Enunciado –
Segundo o trecho, com quais meios Clarissa Tossin trabalha? Liste todos.

── Trecho

CLARISSA TOSSIN Nasceu em 1973, na cidade de Porto Alegre, Brasil. Vive em Los Angeles, Estados Unidos.

Tossin passou sua infância e juventude em Brasília, Distrito Federal. A cidade projetada pelo arquiteto Oscar Niemeyer

e pelo urbanista Lúcio Costa, símbolo maior do modernismo na arquitetura brasileira, causou grande efeito sob a

artista, influenciando sua temática e figurando em alguns de seus trabalhos posteriores. Sua formação como artista

começou na Fundação Álvares Penteado, em São Paulo, onde obteve o grau de bacharel em artes plásticas no ano

de 2000. Nove anos depois, já morando nos Estados Unidos, concluiu o mestrado em artes plásticas no California

Institute of the Arts, na cidade de Valencia, Califórnia.

A artista trabalha com fotografia, vídeo, performance e instalação, desenvolvendo uma investigação crítica acerca

da modernidade nos mais diferentes contextos globais, especialmente no Brasil. Sua produção enfatiza, através

de formas visuais e espaciais, questões e reflexões surgidas ao longo do processo, como é o caso de Brasilia by

Foot (2009). Recentemente, concluiu a Artpace International Residency, em Los Angeles. Também participou de

residências no Museum of Fine Arts, Houston (2010-2012) e na Fundación Botín (2010), entre outras. Seus trabalhos

estão nas coleções do Museum of Fine Arts, Houston, e da Kadist Art Foundation, Paris/São Francisco.

EMILY JACIR Nasceu em 1970, na cidade palestina de Belém, Cisjordânia. Vive entre as cidades de Nova

Iorque, EUA e Ramallah, Palestina. Jacir passou sua infância na Arábia Saudita; na adolescência, mudou-se para

Roma, onde cursou o ensino médio. Em 1992 obteve o grau de bacharel em artes plásticas pela Universidade de

Dallas, no Texas e, dois anos depois, o de mestre em artes plásticas pela Memphis College of Art, no Estado do

Tennessee. Durante o período de 1998 a 1999, participou do Whitney Independent Study Program.

Jacir começou a sua carreira como artista no ano de 1994. Em 1998, enquanto residia em Paris, desenvolveu seu

primeiro trabalho que rompia com sua educação formal e clássica em pintura e escultura. Na performance Change/

Exchange a artista trocou uma nota de cem dólares por francos, depois esses francos resultantes mais uma vez em

dólares e assim sucessivamente, até sobrarem apenas umas poucas moedas. No mesmo ano, desenvolveu o trabalho

From Paris to Riyadh (drawings for my mother), marcando uma mudança em sua produção ao incorporar atitudes

políticas em sua investigação artística. Entre suas principais exposições estão a individual no Guggenheim, em Nova

Iorque (2009) e no Beirut Art Center (2010). Também participou da 8ª Bienal de Istambul (2003); da Documenta

13, em Kassel (2012); e da 51ª, 52ª e 53ª Bienal de Veneza (2005, 2007, 2009). Em 2007 ganhou o Leão de Ouro

da Bienal de Veneza e, no ano seguinte, o Prêmio Hugo Boss do Museu Guggenheim por conquistas significativas

em arte contemporânea.

────
── Linhas de dados

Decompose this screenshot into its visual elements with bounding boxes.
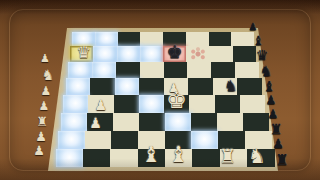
square-f3[interactable] [191, 113, 217, 131]
board-rank-2 [58, 131, 272, 149]
board-rank-4 [63, 95, 265, 113]
piece-white-knight-h1[interactable]: ♞ [248, 146, 266, 166]
square-c8[interactable] [118, 32, 141, 46]
square-b6[interactable] [92, 62, 116, 78]
square-h6[interactable] [235, 62, 259, 78]
square-a4[interactable] [63, 95, 88, 113]
square-d3[interactable] [139, 113, 165, 131]
square-f5[interactable] [188, 78, 213, 95]
board-rank-7 [70, 46, 256, 62]
piece-black-king-e7[interactable]: ♚ [167, 43, 183, 61]
square-b8[interactable] [95, 32, 118, 46]
square-c5[interactable] [115, 78, 140, 95]
square-a2[interactable] [58, 131, 85, 149]
square-h8[interactable] [231, 32, 254, 46]
piece-white-queen-a7[interactable]: ♛ [76, 45, 90, 61]
piece-white-pawn-b3[interactable]: ♟ [89, 116, 102, 130]
square-a3[interactable] [61, 113, 87, 131]
piece-white-king-e4[interactable]: ♚ [166, 89, 187, 112]
square-g4[interactable] [215, 95, 240, 113]
piece-white-bishop-d1[interactable]: ♝ [141, 144, 161, 166]
square-b2[interactable] [85, 131, 112, 149]
square-a1[interactable] [56, 149, 83, 167]
piece-white-bishop-e1[interactable]: ♝ [169, 144, 189, 166]
square-e6[interactable] [164, 62, 188, 78]
square-f8[interactable] [186, 32, 209, 46]
square-c6[interactable] [116, 62, 140, 78]
square-f7[interactable] [186, 46, 209, 62]
piece-white-rook-g1[interactable]: ♜ [219, 147, 236, 166]
square-d5[interactable] [139, 78, 164, 95]
square-b7[interactable] [93, 46, 116, 62]
piece-white-pawn-b4[interactable]: ♟ [95, 98, 108, 112]
square-h7[interactable] [233, 46, 256, 62]
square-h3[interactable] [243, 113, 269, 131]
square-f4[interactable] [189, 95, 214, 113]
square-g3[interactable] [217, 113, 243, 131]
square-c2[interactable] [111, 131, 138, 149]
square-a5[interactable] [66, 78, 91, 95]
square-c4[interactable] [114, 95, 139, 113]
board-rank-8 [72, 32, 254, 46]
chess-game-view: ♟♞♟♟♜♟♟♟♝♛♞♝♟♟♜♟♜ ♛♚♟♞♟♚♟♝♝♜♞ [0, 0, 320, 180]
square-f6[interactable] [187, 62, 211, 78]
square-g6[interactable] [211, 62, 235, 78]
square-c1[interactable] [110, 149, 137, 167]
square-g8[interactable] [209, 32, 232, 46]
square-h5[interactable] [237, 78, 262, 95]
square-g7[interactable] [210, 46, 233, 62]
board-rank-6 [68, 62, 259, 78]
square-d7[interactable] [140, 46, 163, 62]
square-h4[interactable] [240, 95, 265, 113]
piece-black-knight-g5[interactable]: ♞ [224, 79, 237, 94]
square-d6[interactable] [140, 62, 164, 78]
square-a6[interactable] [68, 62, 92, 78]
square-b5[interactable] [90, 78, 115, 95]
board-rank-1 [56, 149, 275, 167]
square-c7[interactable] [117, 46, 140, 62]
square-c3[interactable] [113, 113, 139, 131]
square-f1[interactable] [192, 149, 219, 167]
square-b1[interactable] [83, 149, 110, 167]
square-f2[interactable] [191, 131, 218, 149]
square-e3[interactable] [165, 113, 191, 131]
square-d4[interactable] [139, 95, 164, 113]
square-d8[interactable] [140, 32, 163, 46]
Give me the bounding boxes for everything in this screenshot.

────

Resolução –
Fotografia, vídeo, performance e instalação.